**MATERIALS PROVIDED**
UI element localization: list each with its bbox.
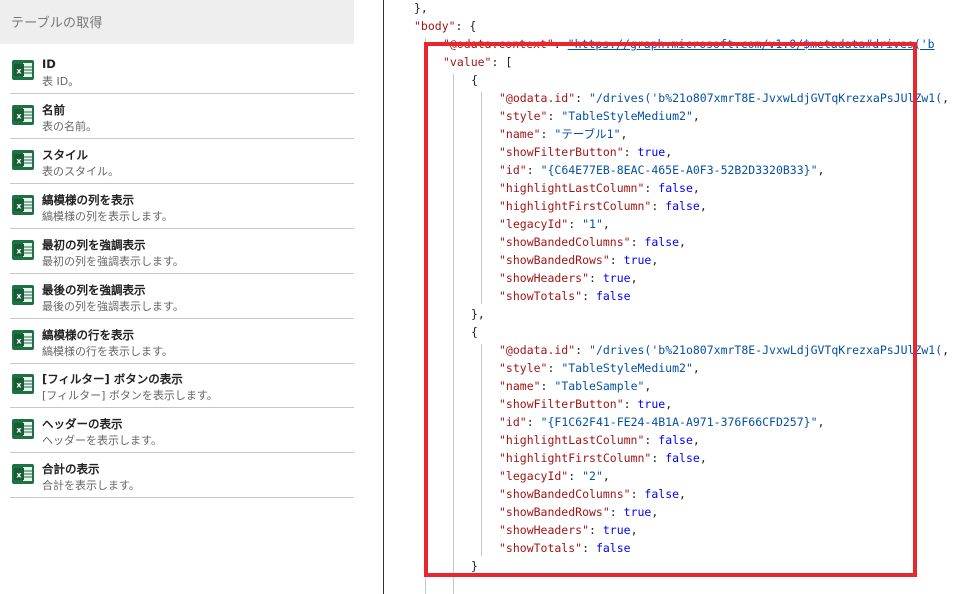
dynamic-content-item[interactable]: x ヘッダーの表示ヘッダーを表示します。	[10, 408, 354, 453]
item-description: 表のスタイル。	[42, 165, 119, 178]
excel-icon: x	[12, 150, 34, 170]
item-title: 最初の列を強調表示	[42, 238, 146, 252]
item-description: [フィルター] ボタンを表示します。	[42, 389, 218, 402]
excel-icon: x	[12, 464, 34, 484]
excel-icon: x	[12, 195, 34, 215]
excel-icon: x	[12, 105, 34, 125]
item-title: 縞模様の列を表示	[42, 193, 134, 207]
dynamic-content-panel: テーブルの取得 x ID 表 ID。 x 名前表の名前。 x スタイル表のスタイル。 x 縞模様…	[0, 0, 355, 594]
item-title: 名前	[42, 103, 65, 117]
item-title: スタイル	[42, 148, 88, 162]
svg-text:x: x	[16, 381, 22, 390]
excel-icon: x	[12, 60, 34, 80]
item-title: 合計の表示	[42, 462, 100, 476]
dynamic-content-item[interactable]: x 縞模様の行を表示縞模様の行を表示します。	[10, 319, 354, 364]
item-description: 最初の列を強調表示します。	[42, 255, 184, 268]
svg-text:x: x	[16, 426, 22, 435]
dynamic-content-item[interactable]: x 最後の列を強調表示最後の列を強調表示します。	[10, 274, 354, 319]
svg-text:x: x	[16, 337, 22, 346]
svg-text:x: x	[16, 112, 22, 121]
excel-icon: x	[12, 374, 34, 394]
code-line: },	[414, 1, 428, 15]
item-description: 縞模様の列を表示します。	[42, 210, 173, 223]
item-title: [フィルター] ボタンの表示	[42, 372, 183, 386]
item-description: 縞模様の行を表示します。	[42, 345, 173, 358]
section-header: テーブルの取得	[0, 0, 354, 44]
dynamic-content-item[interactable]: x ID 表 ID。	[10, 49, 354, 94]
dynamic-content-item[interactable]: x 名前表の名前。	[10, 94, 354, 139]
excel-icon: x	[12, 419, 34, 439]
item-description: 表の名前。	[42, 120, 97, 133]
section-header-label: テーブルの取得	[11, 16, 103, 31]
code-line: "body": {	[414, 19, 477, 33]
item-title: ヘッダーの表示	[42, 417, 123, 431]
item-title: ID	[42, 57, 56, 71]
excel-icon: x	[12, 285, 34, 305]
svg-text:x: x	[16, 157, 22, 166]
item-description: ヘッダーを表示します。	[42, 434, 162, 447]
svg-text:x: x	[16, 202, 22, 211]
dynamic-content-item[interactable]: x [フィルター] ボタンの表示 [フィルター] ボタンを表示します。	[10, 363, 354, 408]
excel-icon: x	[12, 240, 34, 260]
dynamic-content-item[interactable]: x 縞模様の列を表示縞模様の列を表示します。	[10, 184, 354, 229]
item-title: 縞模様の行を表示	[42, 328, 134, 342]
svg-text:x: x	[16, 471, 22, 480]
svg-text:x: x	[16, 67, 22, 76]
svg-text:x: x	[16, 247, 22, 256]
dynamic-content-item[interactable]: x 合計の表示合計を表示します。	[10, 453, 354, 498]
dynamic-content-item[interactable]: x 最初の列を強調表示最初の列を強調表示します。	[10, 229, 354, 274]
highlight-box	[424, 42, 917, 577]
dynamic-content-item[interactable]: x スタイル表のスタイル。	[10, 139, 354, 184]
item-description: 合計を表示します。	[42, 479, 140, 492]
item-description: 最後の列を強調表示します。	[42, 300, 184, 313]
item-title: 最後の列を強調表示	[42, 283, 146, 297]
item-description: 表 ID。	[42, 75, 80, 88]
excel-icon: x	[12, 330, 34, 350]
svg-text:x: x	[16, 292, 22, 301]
* * *
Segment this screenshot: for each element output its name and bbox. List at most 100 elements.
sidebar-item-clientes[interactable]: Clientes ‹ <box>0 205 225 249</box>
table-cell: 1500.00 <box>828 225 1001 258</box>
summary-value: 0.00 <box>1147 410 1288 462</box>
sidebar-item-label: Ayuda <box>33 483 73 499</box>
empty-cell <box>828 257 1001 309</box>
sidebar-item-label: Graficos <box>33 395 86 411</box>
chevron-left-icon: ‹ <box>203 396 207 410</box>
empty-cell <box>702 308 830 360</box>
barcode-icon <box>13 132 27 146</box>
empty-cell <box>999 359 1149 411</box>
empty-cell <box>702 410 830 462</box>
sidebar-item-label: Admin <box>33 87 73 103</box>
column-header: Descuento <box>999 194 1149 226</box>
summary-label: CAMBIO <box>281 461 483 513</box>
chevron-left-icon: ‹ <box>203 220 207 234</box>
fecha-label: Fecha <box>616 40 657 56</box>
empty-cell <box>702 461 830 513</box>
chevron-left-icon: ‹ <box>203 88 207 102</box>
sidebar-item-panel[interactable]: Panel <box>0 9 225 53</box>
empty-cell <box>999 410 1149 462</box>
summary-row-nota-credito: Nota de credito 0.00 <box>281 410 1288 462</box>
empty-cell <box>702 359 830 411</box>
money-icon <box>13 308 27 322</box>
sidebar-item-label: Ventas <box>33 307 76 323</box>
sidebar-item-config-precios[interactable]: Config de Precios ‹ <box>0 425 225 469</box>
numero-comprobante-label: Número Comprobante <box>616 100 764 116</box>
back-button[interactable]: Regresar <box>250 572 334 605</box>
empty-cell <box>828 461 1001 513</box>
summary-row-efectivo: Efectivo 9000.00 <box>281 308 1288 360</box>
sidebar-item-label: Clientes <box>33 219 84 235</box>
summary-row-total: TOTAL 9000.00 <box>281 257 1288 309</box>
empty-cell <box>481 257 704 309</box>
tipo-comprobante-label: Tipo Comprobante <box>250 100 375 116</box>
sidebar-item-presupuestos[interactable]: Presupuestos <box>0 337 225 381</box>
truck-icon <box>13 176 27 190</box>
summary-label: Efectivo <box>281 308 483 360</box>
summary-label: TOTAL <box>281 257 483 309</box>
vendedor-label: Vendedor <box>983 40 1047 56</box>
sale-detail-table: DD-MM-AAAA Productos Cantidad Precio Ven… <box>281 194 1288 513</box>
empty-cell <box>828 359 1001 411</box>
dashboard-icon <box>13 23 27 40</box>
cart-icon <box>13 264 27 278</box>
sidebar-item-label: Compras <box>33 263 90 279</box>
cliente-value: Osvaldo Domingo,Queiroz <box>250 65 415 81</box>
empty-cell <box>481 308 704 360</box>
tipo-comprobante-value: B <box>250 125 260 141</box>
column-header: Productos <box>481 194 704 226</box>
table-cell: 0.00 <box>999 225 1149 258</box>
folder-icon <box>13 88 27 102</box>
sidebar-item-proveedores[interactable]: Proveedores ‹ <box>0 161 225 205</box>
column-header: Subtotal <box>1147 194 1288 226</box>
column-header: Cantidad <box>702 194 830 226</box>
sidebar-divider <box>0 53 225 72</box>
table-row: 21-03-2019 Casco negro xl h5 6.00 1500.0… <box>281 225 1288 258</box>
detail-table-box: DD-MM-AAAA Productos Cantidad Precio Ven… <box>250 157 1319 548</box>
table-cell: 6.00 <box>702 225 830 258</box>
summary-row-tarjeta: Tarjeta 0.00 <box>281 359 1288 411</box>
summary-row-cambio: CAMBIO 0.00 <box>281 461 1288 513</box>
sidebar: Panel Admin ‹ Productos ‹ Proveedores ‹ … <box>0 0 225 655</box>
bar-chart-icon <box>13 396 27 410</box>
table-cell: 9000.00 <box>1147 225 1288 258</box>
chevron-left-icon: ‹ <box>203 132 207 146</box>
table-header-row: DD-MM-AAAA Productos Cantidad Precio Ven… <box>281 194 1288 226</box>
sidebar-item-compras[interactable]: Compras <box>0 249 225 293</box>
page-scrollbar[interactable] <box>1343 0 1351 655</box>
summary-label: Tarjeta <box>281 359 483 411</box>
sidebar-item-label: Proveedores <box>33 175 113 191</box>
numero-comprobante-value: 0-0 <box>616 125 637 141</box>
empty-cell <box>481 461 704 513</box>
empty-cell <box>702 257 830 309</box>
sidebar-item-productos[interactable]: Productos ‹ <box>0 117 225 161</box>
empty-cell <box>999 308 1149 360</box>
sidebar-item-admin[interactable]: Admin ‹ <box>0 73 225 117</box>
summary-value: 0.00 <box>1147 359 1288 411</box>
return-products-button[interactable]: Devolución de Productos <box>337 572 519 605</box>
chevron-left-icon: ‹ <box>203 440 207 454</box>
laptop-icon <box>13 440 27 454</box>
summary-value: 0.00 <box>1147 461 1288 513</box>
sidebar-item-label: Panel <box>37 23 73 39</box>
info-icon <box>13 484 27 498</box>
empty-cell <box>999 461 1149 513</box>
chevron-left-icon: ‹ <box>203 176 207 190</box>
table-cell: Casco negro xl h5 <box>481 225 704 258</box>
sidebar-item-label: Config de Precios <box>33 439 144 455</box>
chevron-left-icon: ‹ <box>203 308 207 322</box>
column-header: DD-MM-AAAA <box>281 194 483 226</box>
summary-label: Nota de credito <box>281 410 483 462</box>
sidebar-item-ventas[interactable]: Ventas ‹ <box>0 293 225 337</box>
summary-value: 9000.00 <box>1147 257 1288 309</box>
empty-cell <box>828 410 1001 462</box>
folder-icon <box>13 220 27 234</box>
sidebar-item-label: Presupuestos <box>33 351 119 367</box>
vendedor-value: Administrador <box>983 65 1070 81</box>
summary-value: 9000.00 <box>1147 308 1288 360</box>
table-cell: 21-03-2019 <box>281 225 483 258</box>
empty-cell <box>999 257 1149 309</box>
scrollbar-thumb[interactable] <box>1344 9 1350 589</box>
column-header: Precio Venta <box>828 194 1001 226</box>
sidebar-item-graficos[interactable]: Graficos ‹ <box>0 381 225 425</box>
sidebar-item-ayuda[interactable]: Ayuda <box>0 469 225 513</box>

**WORK TO BE COMPLETED**
Begin at the line that has "408, 354, 453]" and stop after the line that has "381, 22, 390]". Give those lines again with "excel-icon" changed to "spreadsheet-icon" and everything else left as it is.

**SOLUTION TO THE EXERCISE**
dynamic-content-item[interactable]: x ヘッダーの表示ヘッダーを表示します。	[10, 408, 354, 453]
item-description: 表のスタイル。	[42, 165, 119, 178]
spreadsheet-icon: x	[12, 150, 34, 170]
item-title: 最初の列を強調表示	[42, 238, 146, 252]
item-description: [フィルター] ボタンを表示します。	[42, 389, 218, 402]
spreadsheet-icon: x	[12, 464, 34, 484]
spreadsheet-icon: x	[12, 195, 34, 215]
spreadsheet-icon: x	[12, 105, 34, 125]
item-title: 縞模様の列を表示	[42, 193, 134, 207]
dynamic-content-panel: テーブルの取得 x ID 表 ID。 x 名前表の名前。 x スタイル表のスタイル。 x 縞模様…	[0, 0, 355, 594]
item-title: 名前	[42, 103, 65, 117]
item-title: スタイル	[42, 148, 88, 162]
svg-text:x: x	[16, 381, 22, 390]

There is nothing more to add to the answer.